- DIRECTIONS FOR THIS TASK -
Write out each record again exactly as it stands.

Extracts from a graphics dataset

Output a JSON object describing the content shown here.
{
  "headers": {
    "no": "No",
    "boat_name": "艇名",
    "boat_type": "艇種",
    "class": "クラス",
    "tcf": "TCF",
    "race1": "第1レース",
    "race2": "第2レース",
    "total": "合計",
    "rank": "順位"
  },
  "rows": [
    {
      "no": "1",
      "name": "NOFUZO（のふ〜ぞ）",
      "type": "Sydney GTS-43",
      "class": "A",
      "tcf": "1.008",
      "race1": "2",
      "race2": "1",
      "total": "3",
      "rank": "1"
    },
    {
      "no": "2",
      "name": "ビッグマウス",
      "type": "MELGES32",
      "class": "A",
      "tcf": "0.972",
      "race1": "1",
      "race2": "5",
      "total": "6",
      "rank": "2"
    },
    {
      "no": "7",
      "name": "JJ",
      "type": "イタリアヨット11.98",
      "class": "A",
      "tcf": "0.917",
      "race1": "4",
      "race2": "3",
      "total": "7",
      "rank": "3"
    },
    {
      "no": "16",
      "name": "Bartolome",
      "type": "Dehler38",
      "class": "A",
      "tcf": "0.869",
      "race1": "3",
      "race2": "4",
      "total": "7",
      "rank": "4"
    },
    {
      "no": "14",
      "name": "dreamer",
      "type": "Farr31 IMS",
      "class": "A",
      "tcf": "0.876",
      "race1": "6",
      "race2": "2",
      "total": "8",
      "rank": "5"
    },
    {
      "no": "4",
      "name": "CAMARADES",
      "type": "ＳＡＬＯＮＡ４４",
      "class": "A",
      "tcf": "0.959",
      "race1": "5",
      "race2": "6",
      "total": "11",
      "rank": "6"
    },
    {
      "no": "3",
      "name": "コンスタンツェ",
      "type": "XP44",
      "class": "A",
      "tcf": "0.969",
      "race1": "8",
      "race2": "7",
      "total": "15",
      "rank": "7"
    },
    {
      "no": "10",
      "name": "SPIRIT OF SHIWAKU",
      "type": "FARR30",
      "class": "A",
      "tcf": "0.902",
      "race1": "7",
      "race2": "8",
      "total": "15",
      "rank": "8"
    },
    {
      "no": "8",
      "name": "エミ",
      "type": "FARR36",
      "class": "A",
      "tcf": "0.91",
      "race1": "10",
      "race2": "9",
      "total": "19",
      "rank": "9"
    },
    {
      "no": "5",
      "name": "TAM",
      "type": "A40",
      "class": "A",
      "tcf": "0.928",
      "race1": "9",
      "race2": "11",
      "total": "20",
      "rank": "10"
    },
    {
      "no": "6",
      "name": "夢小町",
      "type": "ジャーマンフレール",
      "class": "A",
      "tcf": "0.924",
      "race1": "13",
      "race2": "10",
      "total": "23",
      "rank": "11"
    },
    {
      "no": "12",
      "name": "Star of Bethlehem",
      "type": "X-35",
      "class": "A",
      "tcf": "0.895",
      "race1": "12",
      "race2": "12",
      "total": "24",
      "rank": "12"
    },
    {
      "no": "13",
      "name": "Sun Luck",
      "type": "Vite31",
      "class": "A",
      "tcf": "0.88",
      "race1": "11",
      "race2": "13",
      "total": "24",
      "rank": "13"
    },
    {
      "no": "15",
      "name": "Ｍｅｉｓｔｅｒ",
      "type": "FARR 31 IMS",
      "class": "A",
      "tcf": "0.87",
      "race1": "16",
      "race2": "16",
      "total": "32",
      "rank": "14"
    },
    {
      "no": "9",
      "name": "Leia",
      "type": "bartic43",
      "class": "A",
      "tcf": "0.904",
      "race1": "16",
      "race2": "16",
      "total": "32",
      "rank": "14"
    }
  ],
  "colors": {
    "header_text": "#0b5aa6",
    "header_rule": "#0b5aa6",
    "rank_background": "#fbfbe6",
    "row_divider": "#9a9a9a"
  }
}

- RESULT OF THIS EXERCISE -
Output a JSON object describing the content shown here.
{
  "headers": {
    "no": "No",
    "boat_name": "艇名",
    "boat_type": "艇種",
    "class": "クラス",
    "tcf": "TCF",
    "race1": "第1レース",
    "race2": "第2レース",
    "total": "合計",
    "rank": "順位"
  },
  "rows": [
    {
      "no": "1",
      "name": "NOFUZO（のふ〜ぞ）",
      "type": "Sydney GTS-43",
      "class": "A",
      "tcf": "1.008",
      "race1": "2",
      "race2": "1",
      "total": "3",
      "rank": "1"
    },
    {
      "no": "2",
      "name": "ビッグマウス",
      "type": "MELGES32",
      "class": "A",
      "tcf": "0.972",
      "race1": "1",
      "race2": "5",
      "total": "6",
      "rank": "2"
    },
    {
      "no": "7",
      "name": "JJ",
      "type": "イタリアヨット11.98",
      "class": "A",
      "tcf": "0.917",
      "race1": "4",
      "race2": "3",
      "total": "7",
      "rank": "3"
    },
    {
      "no": "16",
      "name": "Bartolome",
      "type": "Dehler38",
      "class": "A",
      "tcf": "0.869",
      "race1": "3",
      "race2": "4",
      "total": "7",
      "rank": "4"
    },
    {
      "no": "14",
      "name": "dreamer",
      "type": "Farr31 IMS",
      "class": "A",
      "tcf": "0.876",
      "race1": "6",
      "race2": "2",
      "total": "8",
      "rank": "5"
    },
    {
      "no": "4",
      "name": "CAMARADES",
      "type": "ＳＡＬＯＮＡ４４",
      "class": "A",
      "tcf": "0.959",
      "race1": "5",
      "race2": "6",
      "total": "11",
      "rank": "6"
    },
    {
      "no": "3",
      "name": "コンスタンツェ",
      "type": "XP44",
      "class": "A",
      "tcf": "0.969",
      "race1": "8",
      "race2": "7",
      "total": "15",
      "rank": "7"
    },
    {
      "no": "10",
      "name": "SPIRIT OF SHIWAKU",
      "type": "FARR30",
      "class": "A",
      "tcf": "0.902",
      "race1": "7",
      "race2": "8",
      "total": "15",
      "rank": "8"
    },
    {
      "no": "8",
      "name": "エミ",
      "type": "FARR36",
      "class": "A",
      "tcf": "0.91",
      "race1": "10",
      "race2": "9",
      "total": "19",
      "rank": "9"
    },
    {
      "no": "5",
      "name": "TAM",
      "type": "A40",
      "class": "A",
      "tcf": "0.928",
      "race1": "9",
      "race2": "11",
      "total": "20",
      "rank": "10"
    },
    {
      "no": "6",
      "name": "夢小町",
      "type": "ジャーマンフレール",
      "class": "A",
      "tcf": "0.924",
      "race1": "13",
      "race2": "10",
      "total": "23",
      "rank": "11"
    },
    {
      "no": "12",
      "name": "Star of Bethlehem",
      "type": "X-35",
      "class": "A",
      "tcf": "0.895",
      "race1": "12",
      "race2": "12",
      "total": "24",
      "rank": "12"
    },
    {
      "no": "13",
      "name": "Sun Luck",
      "type": "Vite31",
      "class": "A",
      "tcf": "0.88",
      "race1": "11",
      "race2": "13",
      "total": "24",
      "rank": "13"
    },
    {
      "no": "15",
      "name": "Ｍｅｉｓｔｅｒ",
      "type": "FARR 31 IMS",
      "class": "A",
      "tcf": "0.87",
      "race1": "16",
      "race2": "16",
      "total": "32",
      "rank": "14"
    },
    {
      "no": "9",
      "name": "Leia",
      "type": "bartic43",
      "class": "A",
      "tcf": "0.904",
      "race1": "16",
      "race2": "16",
      "total": "32",
      "rank": "14"
    }
  ],
  "colors": {
    "header_text": "#0b5aa6",
    "header_rule": "#0b5aa6",
    "rank_background": "#fbfbe6",
    "row_divider": "#9a9a9a"
  }
}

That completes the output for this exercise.